What to work on = Please report every line from the material that contains the word "name".

Data for the task =
* start *

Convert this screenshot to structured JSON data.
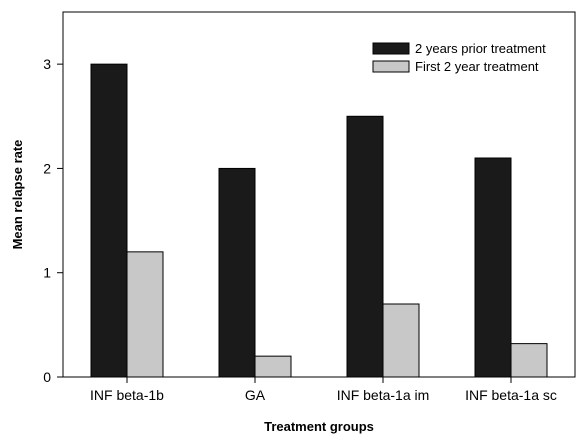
{
  "chart_data": {
    "type": "bar",
    "title": "",
    "xlabel": "Treatment groups",
    "ylabel": "Mean relapse rate",
    "categories": [
      "INF beta-1b",
      "GA",
      "INF beta-1a im",
      "INF beta-1a sc"
    ],
    "series": [
      {
        "name": "2 years prior treatment",
        "values": [
          3.0,
          2.0,
          2.5,
          2.1
        ],
        "color": "#1a1a1a"
      },
      {
        "name": "First 2 year treatment",
        "values": [
          1.2,
          0.2,
          0.7,
          0.32
        ],
        "color": "#c8c8c8"
      }
    ],
    "ylim": [
      0,
      3.5
    ],
    "yticks": [
      0,
      1,
      2,
      3
    ],
    "grid": false,
    "legend_position": "top-right"
  }
}
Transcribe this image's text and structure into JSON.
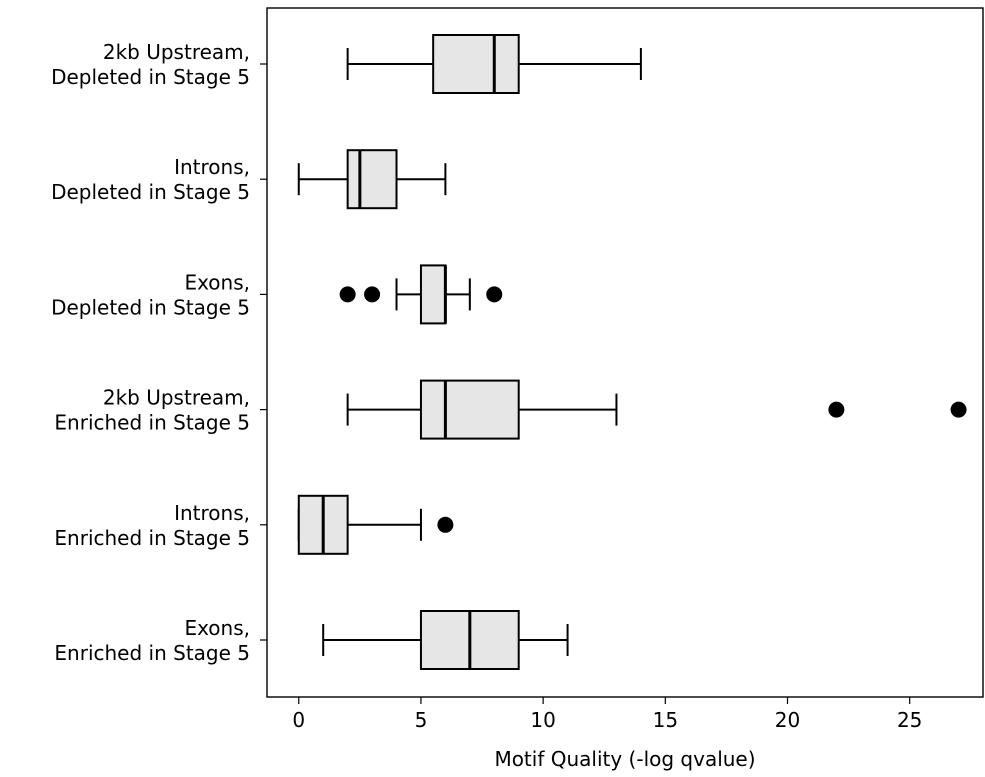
{
  "chart_data": {
    "type": "boxplot",
    "orientation": "horizontal",
    "title": "",
    "xlabel": "Motif Quality (-log qvalue)",
    "ylabel": "",
    "xlim": [
      -1.3,
      28.0
    ],
    "xticks": [
      0,
      5,
      10,
      15,
      20,
      25
    ],
    "grid": false,
    "box_color": "#e6e6e6",
    "categories": [
      {
        "label_line1": "2kb Upstream,",
        "label_line2": "Depleted in Stage 5",
        "whisker_low": 2,
        "q1": 5.5,
        "median": 8,
        "q3": 9,
        "whisker_high": 14,
        "outliers": []
      },
      {
        "label_line1": "Introns,",
        "label_line2": "Depleted in Stage 5",
        "whisker_low": 0,
        "q1": 2,
        "median": 2.5,
        "q3": 4,
        "whisker_high": 6,
        "outliers": []
      },
      {
        "label_line1": "Exons,",
        "label_line2": "Depleted in Stage 5",
        "whisker_low": 4,
        "q1": 5,
        "median": 6,
        "q3": 6,
        "whisker_high": 7,
        "outliers": [
          2,
          3,
          8
        ]
      },
      {
        "label_line1": "2kb Upstream,",
        "label_line2": "Enriched in Stage 5",
        "whisker_low": 2,
        "q1": 5,
        "median": 6,
        "q3": 9,
        "whisker_high": 13,
        "outliers": [
          22,
          27
        ]
      },
      {
        "label_line1": "Introns,",
        "label_line2": "Enriched in Stage 5",
        "whisker_low": 0,
        "q1": 0,
        "median": 1,
        "q3": 2,
        "whisker_high": 5,
        "outliers": [
          6
        ]
      },
      {
        "label_line1": "Exons,",
        "label_line2": "Enriched in Stage 5",
        "whisker_low": 1,
        "q1": 5,
        "median": 7,
        "q3": 9,
        "whisker_high": 11,
        "outliers": []
      }
    ]
  }
}
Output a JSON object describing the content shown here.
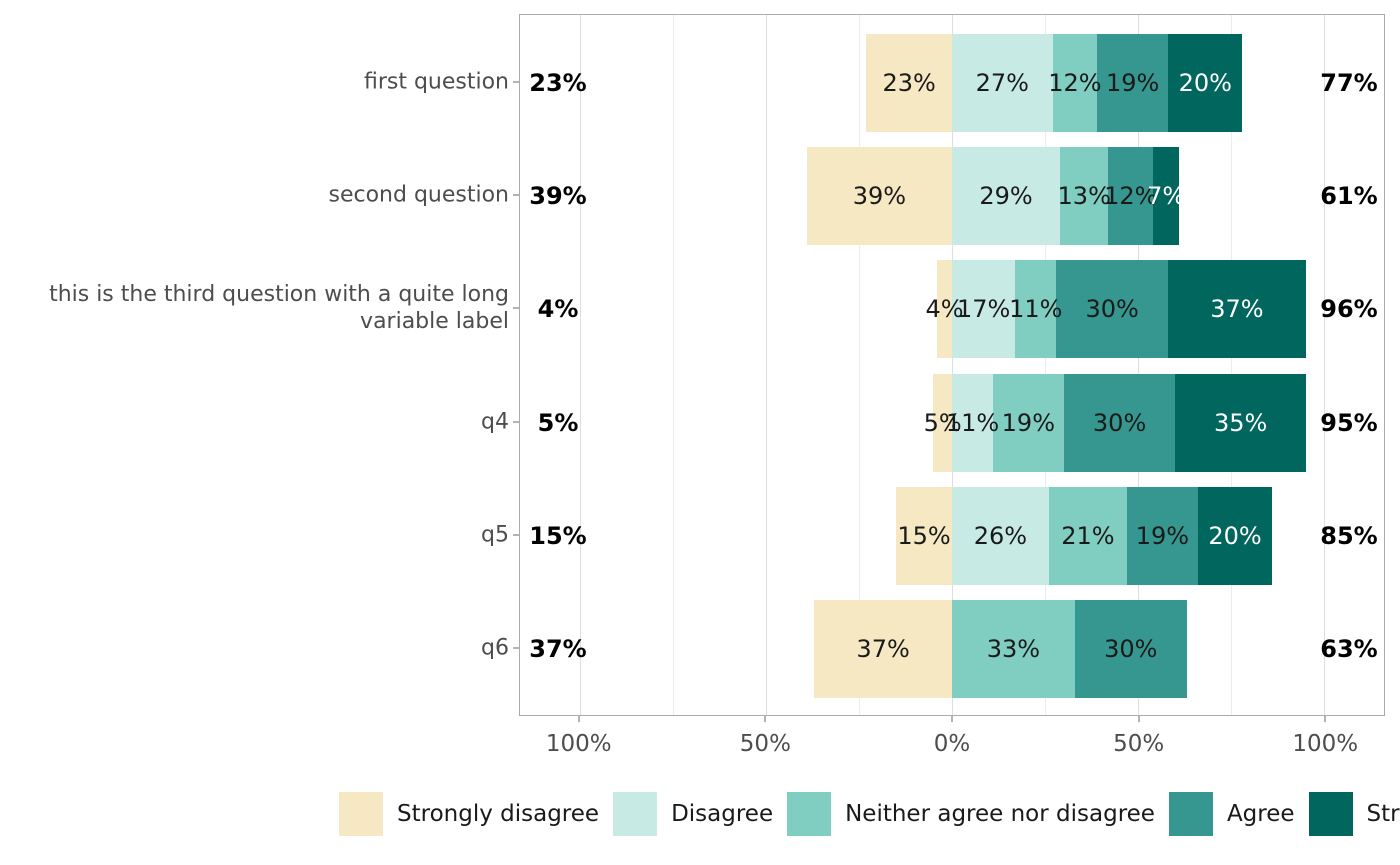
{
  "chart_data": {
    "type": "bar",
    "variant": "diverging-stacked-likert",
    "orientation": "horizontal",
    "grid": true,
    "legend_position": "bottom",
    "categories": [
      "Strongly disagree",
      "Disagree",
      "Neither agree nor disagree",
      "Agree",
      "Strongly agree"
    ],
    "colors": [
      "#f6e8c3",
      "#c7eae5",
      "#80cdc1",
      "#35978f",
      "#01665e"
    ],
    "label_text_colors": [
      "#1a1a1a",
      "#1a1a1a",
      "#1a1a1a",
      "#1a1a1a",
      "#ffffff"
    ],
    "axis": {
      "range": [
        -116,
        116
      ],
      "gridline_step": 25,
      "ticks": [
        -100,
        -50,
        0,
        50,
        100
      ],
      "tick_labels": [
        "100%",
        "50%",
        "0%",
        "50%",
        "100%"
      ]
    },
    "questions": [
      {
        "label": "first question",
        "values": [
          23,
          27,
          12,
          19,
          20
        ],
        "left_total": "23%",
        "right_total": "77%"
      },
      {
        "label": "second question",
        "values": [
          39,
          29,
          13,
          12,
          7
        ],
        "left_total": "39%",
        "right_total": "61%"
      },
      {
        "label": "this is the third question with a quite long variable label",
        "label_lines": [
          "this is the third question with a quite long",
          "variable label"
        ],
        "values": [
          4,
          17,
          11,
          30,
          37
        ],
        "left_total": "4%",
        "right_total": "96%"
      },
      {
        "label": "q4",
        "values": [
          5,
          11,
          19,
          30,
          35
        ],
        "left_total": "5%",
        "right_total": "95%"
      },
      {
        "label": "q5",
        "values": [
          15,
          26,
          21,
          19,
          20
        ],
        "left_total": "15%",
        "right_total": "85%"
      },
      {
        "label": "q6",
        "values": [
          37,
          0,
          33,
          30,
          0
        ],
        "left_total": "37%",
        "right_total": "63%"
      }
    ]
  }
}
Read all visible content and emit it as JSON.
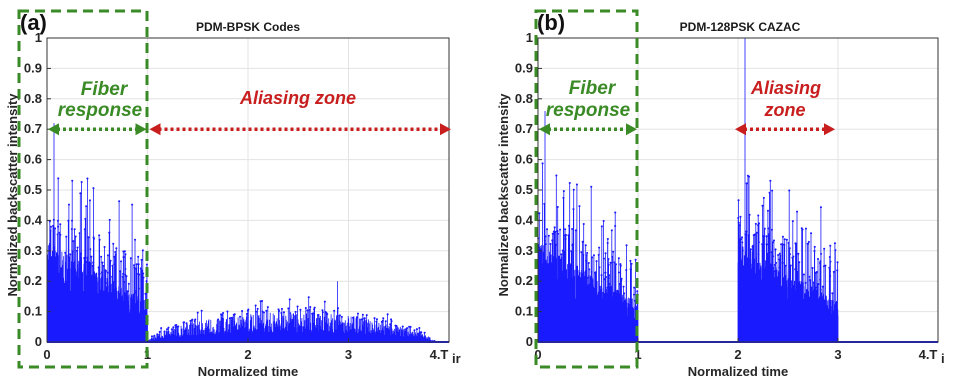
{
  "colors": {
    "signal": "#1a1aff",
    "fiber_green": "#3a8a26",
    "aliasing_red": "#c81e1e",
    "axis": "#333333",
    "grid": "#e3e3e3"
  },
  "icons": [
    "green-dashed-box",
    "green-dotted-double-arrow",
    "red-dotted-double-arrow"
  ],
  "chart_data": [
    {
      "type": "area",
      "panel_tag": "(a)",
      "title": "PDM-BPSK Codes",
      "xlabel": "Normalized time",
      "ylabel": "Normalized backscatter intensity",
      "xlim": [
        0,
        4
      ],
      "ylim": [
        0,
        1
      ],
      "x_ticks": [
        "0",
        "1",
        "2",
        "3",
        "4.T"
      ],
      "x_tick_subscript": "ir",
      "y_ticks": [
        "0",
        "0.1",
        "0.2",
        "0.3",
        "0.4",
        "0.5",
        "0.6",
        "0.7",
        "0.8",
        "0.9",
        "1"
      ],
      "grid": true,
      "segments": [
        {
          "x": [
            0,
            1
          ],
          "envelope_start": 0.6,
          "envelope_end": 0.45,
          "bulk_start": 0.3,
          "bulk_end": 0.12,
          "peak": 0.72
        },
        {
          "x": [
            1,
            4
          ],
          "shape": "hump",
          "rise_to": 0.15,
          "bulk_max": 0.09,
          "peak": 0.2
        }
      ],
      "annotations": {
        "fiber_label_line1": "Fiber",
        "fiber_label_line2": "response",
        "aliasing_label_line1": "Aliasing zone",
        "aliasing_label_line2": "",
        "fiber_arrow_span": [
          0,
          1
        ],
        "aliasing_arrow_span": [
          1,
          4
        ],
        "arrow_level": 0.7
      }
    },
    {
      "type": "area",
      "panel_tag": "(b)",
      "title": "PDM-128PSK CAZAC",
      "xlabel": "Normalized time",
      "ylabel": "Normalized backscatter intensity",
      "xlim": [
        0,
        4
      ],
      "ylim": [
        0,
        1
      ],
      "x_ticks": [
        "0",
        "1",
        "2",
        "3",
        "4.T"
      ],
      "x_tick_subscript": "i",
      "y_ticks": [
        "0",
        "0.1",
        "0.2",
        "0.3",
        "0.4",
        "0.5",
        "0.6",
        "0.7",
        "0.8",
        "0.9",
        "1"
      ],
      "grid": true,
      "segments": [
        {
          "x": [
            0,
            1
          ],
          "envelope_start": 0.6,
          "envelope_end": 0.45,
          "bulk_start": 0.3,
          "bulk_end": 0.12,
          "peak": 0.76
        },
        {
          "x": [
            2,
            3
          ],
          "envelope_start": 0.58,
          "envelope_end": 0.45,
          "bulk_start": 0.3,
          "bulk_end": 0.12,
          "peak": 1.0
        }
      ],
      "annotations": {
        "fiber_label_line1": "Fiber",
        "fiber_label_line2": "response",
        "aliasing_label_line1": "Aliasing",
        "aliasing_label_line2": "zone",
        "fiber_arrow_span": [
          0,
          1
        ],
        "aliasing_arrow_span": [
          1.95,
          2.95
        ],
        "arrow_level": 0.7
      }
    }
  ]
}
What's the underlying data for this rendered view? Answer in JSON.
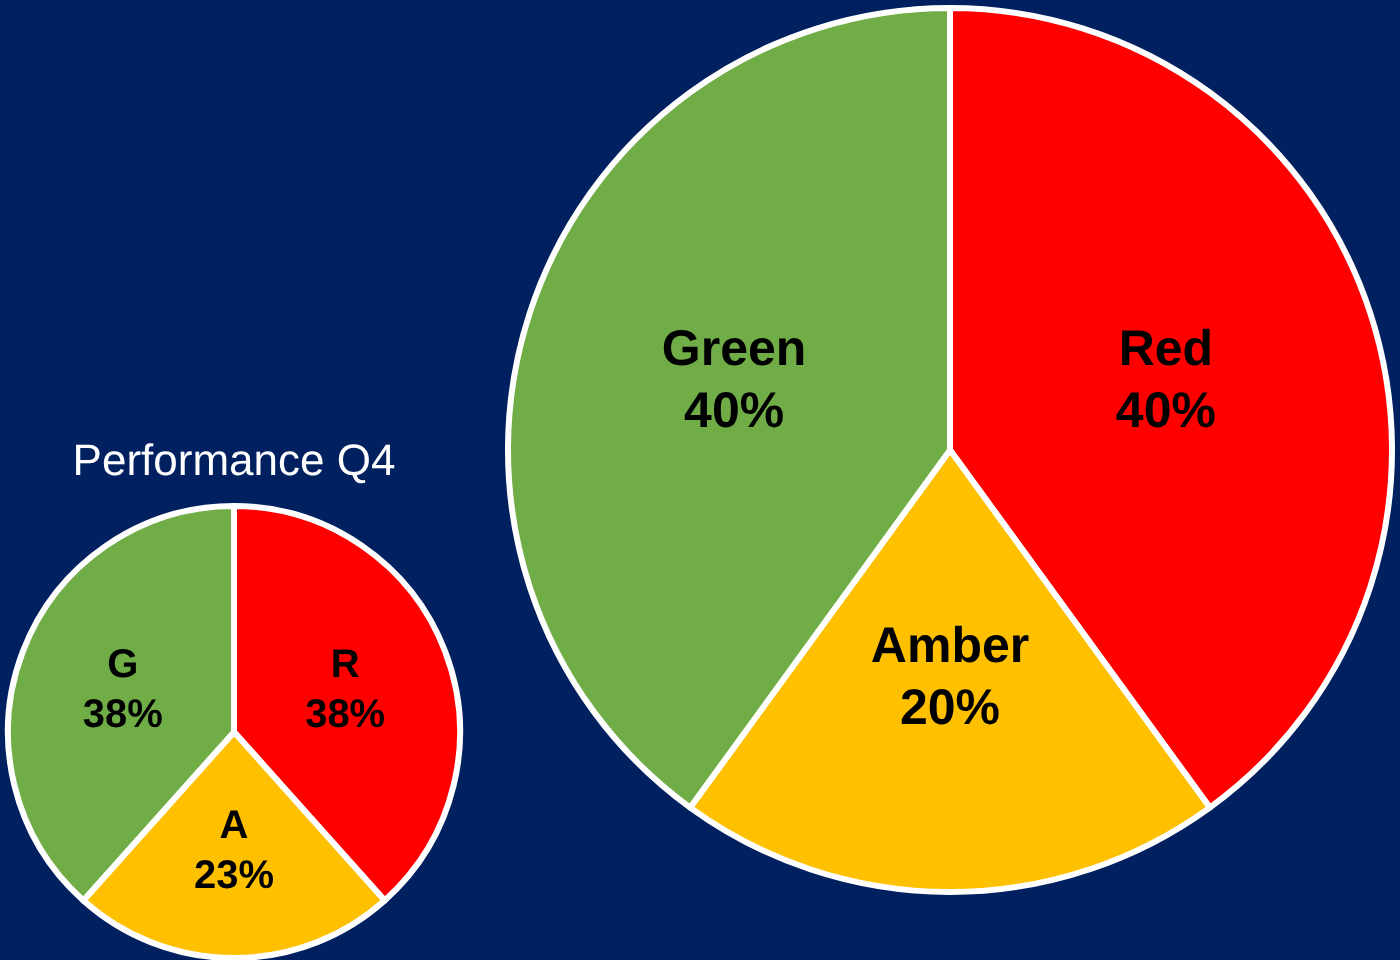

* end *

Answer for this exercise =
        "name": "2 years prior treatment",
        "name": "First 2 year treatment",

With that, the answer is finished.